* SELECTION *
---
name: aws-observability-and-cost-readiness
description: Use when wiring AWS observability and cost readiness for a workload or account after the runtime exists and operations and performance have decided the observability substrate and cost posture. Produces CloudWatch Logs/Metrics/Alarms, AWS Distro for OpenTelemetry and X-Ray tracing, SLO dashboards, Cost Explorer + AWS Budgets + Cost Anomaly Detection, FinOps tagging discipline consuming the org tag policy, and savings-plan/RI posture. Do not use for org/account/tag-policy enforcement, network/identity, workload runtime, or DR/multi-region, or Terraform module/state mechanics; use the other aws (or Family H) skills.
---

# AWS Observability and Cost Readiness

## When to use

Invoke when making an AWS workload or account observable and cost-governed for production — metrics/logs/traces, SLO dashboards and alarms, budgets, anomaly detection, FinOps tagging, and commitment posture — or auditing an inherited account that is unmonitored or financially opaque.

Do not use for: AWS Organizations/account topology or the mandatory tag-policy *enforcement* (use `aws-account-and-organization-topology`); VPC/IAM/KMS foundation (use `aws-network-and-identity-foundation`); compute selection and deployment (use `aws-workload-runtime-and-deployment`); multi-region/DR (use `aws-dr-and-multi-region-readiness`); IaC module/state/plan/apply mechanics (the `terraform` Family H skills).

## Inputs

Required:

- A deployed runtime from `aws-workload-runtime-and-deployment` (the compute/LB/data this skill instruments) within the account topology.
- Approved `architecture/operations` decisions on the observability substrate, alert destinations, and runbook hooks, or explicit confirmation they are intentionally deferred.

Optional:

- Approved `architecture/performance` cost/performance budgets and the savings-plan/RI strategy.
- The workload tier from `architecture-schema` (drives alarm strictness, retention, budget thresholds).

* CHALLENGES *
**1.** Could you rewrite the AWS observability skill text between "Invoke when making" and "Family H skills).", inclusive, changing "commitment posture" to "reservation posture"?
**2.** Can you carry on the AWS observability and cost readiness skill text from where it stops?
The lines play no part in what is asked here.

* INFORMATION GIVEN *
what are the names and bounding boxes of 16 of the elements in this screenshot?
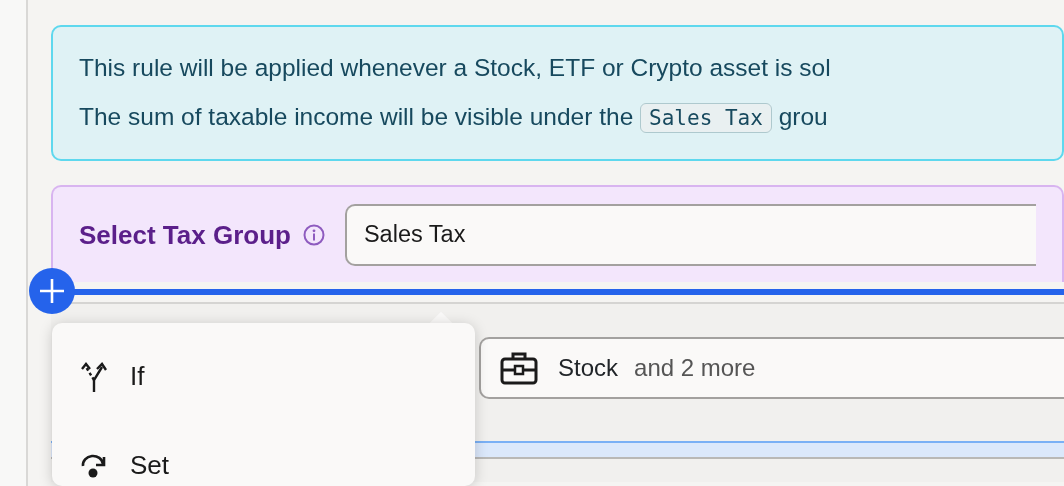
info-text: The sum of taxable income will be visible under the <box>79 103 634 130</box>
add-button[interactable] <box>29 268 75 314</box>
info-text: grou <box>778 103 828 130</box>
more-count: and 2 more <box>634 353 756 383</box>
asset-value: Stock <box>558 353 619 383</box>
menu-item[interactable]: Set <box>52 432 475 486</box>
info-icon[interactable] <box>302 224 325 246</box>
plus-icon <box>39 278 65 304</box>
code-tag: Sales Tax <box>640 103 772 133</box>
tax-group-label: Select Tax Group <box>79 218 291 252</box>
menu-item[interactable]: If <box>52 343 475 410</box>
tax-group-select[interactable]: Sales Tax <box>344 204 1036 266</box>
briefcase-icon <box>500 351 538 385</box>
asset-select[interactable]: Stock and 2 more <box>479 337 1064 399</box>
branch-icon <box>80 360 108 393</box>
info-text: This rule will be applied whenever a Stock, ETF or Crypto asset is sol <box>79 53 832 83</box>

* RESPONSES BY TASK *
**1.**
Invoke when making an AWS workload or account observable and cost-governed for production — metrics/logs/traces, SLO dashboards and alarms, budgets, anomaly detection, FinOps tagging, and reservation posture — or auditing an inherited account that is unmonitored or financially opaque.

Do not use for: AWS Organizations/account topology or the mandatory tag-policy *enforcement* (use `aws-account-and-organization-topology`); VPC/IAM/KMS foundation (use `aws-network-and-identity-foundation`); compute selection and deployment (use `aws-workload-runtime-and-deployment`); multi-region/DR (use `aws-dr-and-multi-region-readiness`); IaC module/state/plan/apply mechanics (the `terraform` Family H skills).

**2.**
- SLOs and error-budget policy from `architecture/reliability` (drive alarm thresholds).
- The mandatory tag keys defined by `aws-account-and-organization-topology` (consumed, not redefined).
- Existing CloudWatch/X-Ray/Cost Explorer state to audit.

## Operating rules

- Never generate vanity telemetry or a dashboard nobody is paged on. A metric with no alarm, a log nobody queries, and a budget with no owner or action are cost, not readiness.
- Consume `architecture/operations` and `architecture/performance`; do not invent decisions. The observability substrate, alert destinations, runbook hooks, cost budgets, and commitment strategy are architectural decisions. If a needed decision is missing, pause and raise an ADR candidate rather than guessing.
- The tag policy is consumed, not authored. `aws-account-and-organization-topology` defined the mandatory tag keys and enforces them via tag policies. This skill consumes those tags for cost allocation and FinOps discipline; it does not redefine or re-enforce the tag policy. Name the boundary.
- Every workload emits the three signals. CloudWatch metrics/logs, ADOT-collected metrics where richer, and X-Ray traces with propagation. A workload missing a signal is not observability-ready.
- Alarms are SLO-tied and actionable. Each CloudWatch alarm maps to an SLO or a concrete failure mode, has a tier-derived severity, an upstream destination, and a named runbook. An alarm with no SLO and no runbook is rejected.
- Logs are structured, retained per tier, and PII/secret-safe. Structured log format, retention from the tier, and redaction in the pipeline — secrets and PII never reach the log group.
- Cost is governed, not just observed. AWS Budgets with an owner and a defined breach action, Cost Anomaly Detection wired to a destination, and Cost Explorer views by the consumed tag dimensions. A budget with no owner or no breach action is decoration.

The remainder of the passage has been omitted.